**WHAT YOU ARE ASKED TO DO:**
Pictures do not belong in the copy. Return all of the entries exactly.

**INPUT RECORDS:**
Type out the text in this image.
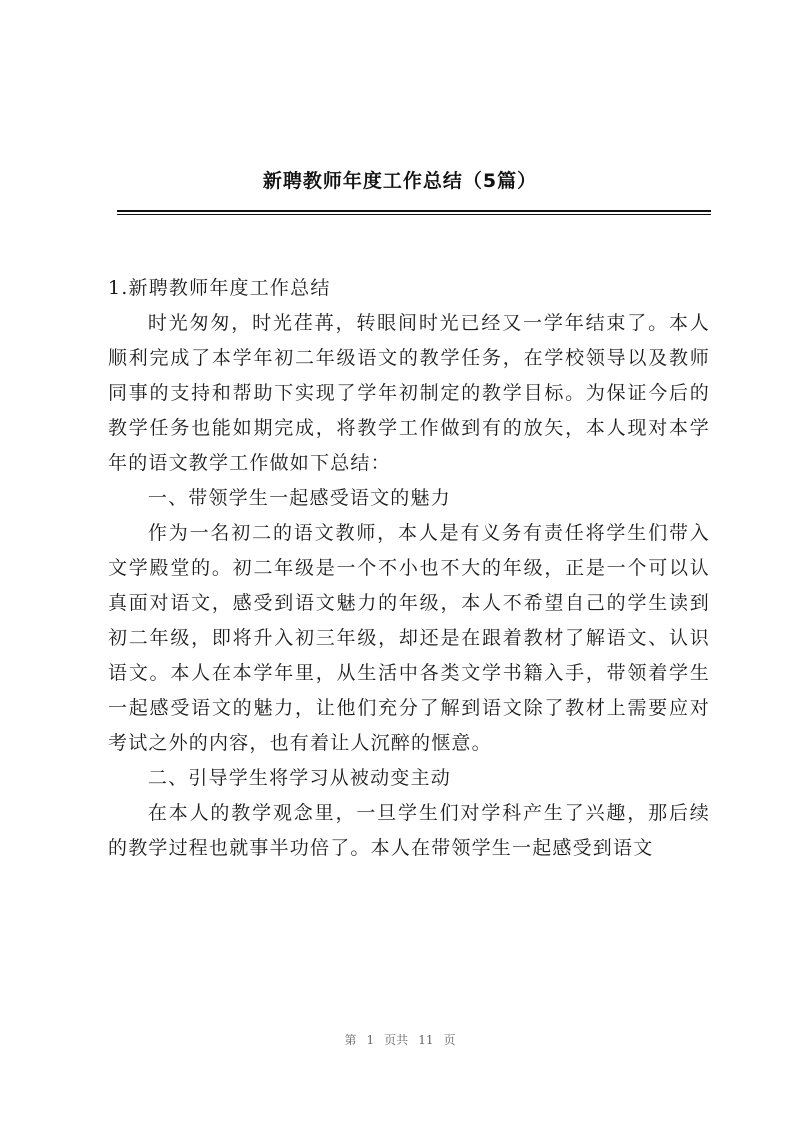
新聘教师年度工作总结（5篇）

1.新聘教师年度工作总结

时光匆匆，时光荏苒，转眼间时光已经又一学年结束了。本人顺利完成了本学年初二年级语文的教学任务，在学校领导以及教师同事的支持和帮助下实现了学年初制定的教学目标。为保证今后的教学任务也能如期完成，将教学工作做到有的放矢，本人现对本学年的语文教学工作做如下总结：

一、带领学生一起感受语文的魅力

作为一名初二的语文教师，本人是有义务有责任将学生们带入文学殿堂的。初二年级是一个不小也不大的年级，正是一个可以认真面对语文，感受到语文魅力的年级，本人不希望自己的学生读到初二年级，即将升入初三年级，却还是在跟着教材了解语文、认识语文。本人在本学年里，从生活中各类文学书籍入手，带领着学生一起感受语文的魅力，让他们充分了解到语文除了教材上需要应对考试之外的内容，也有着让人沉醉的惬意。

二、引导学生将学习从被动变主动

在本人的教学观念里，一旦学生们对学科产生了兴趣，那后续的教学过程也就事半功倍了。本人在带领学生一起感受到语文

第 1 页共 11 页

**RESPONSE TO THIS EXERCISE:**
Type out the text in this image.
新聘教师年度工作总结（5篇）

1.新聘教师年度工作总结

时光匆匆，时光荏苒，转眼间时光已经又一学年结束了。本人顺利完成了本学年初二年级语文的教学任务，在学校领导以及教师同事的支持和帮助下实现了学年初制定的教学目标。为保证今后的教学任务也能如期完成，将教学工作做到有的放矢，本人现对本学年的语文教学工作做如下总结：

一、带领学生一起感受语文的魅力

作为一名初二的语文教师，本人是有义务有责任将学生们带入文学殿堂的。初二年级是一个不小也不大的年级，正是一个可以认真面对语文，感受到语文魅力的年级，本人不希望自己的学生读到初二年级，即将升入初三年级，却还是在跟着教材了解语文、认识语文。本人在本学年里，从生活中各类文学书籍入手，带领着学生一起感受语文的魅力，让他们充分了解到语文除了教材上需要应对考试之外的内容，也有着让人沉醉的惬意。

二、引导学生将学习从被动变主动

在本人的教学观念里，一旦学生们对学科产生了兴趣，那后续的教学过程也就事半功倍了。本人在带领学生一起感受到语文

第 1 页共 11 页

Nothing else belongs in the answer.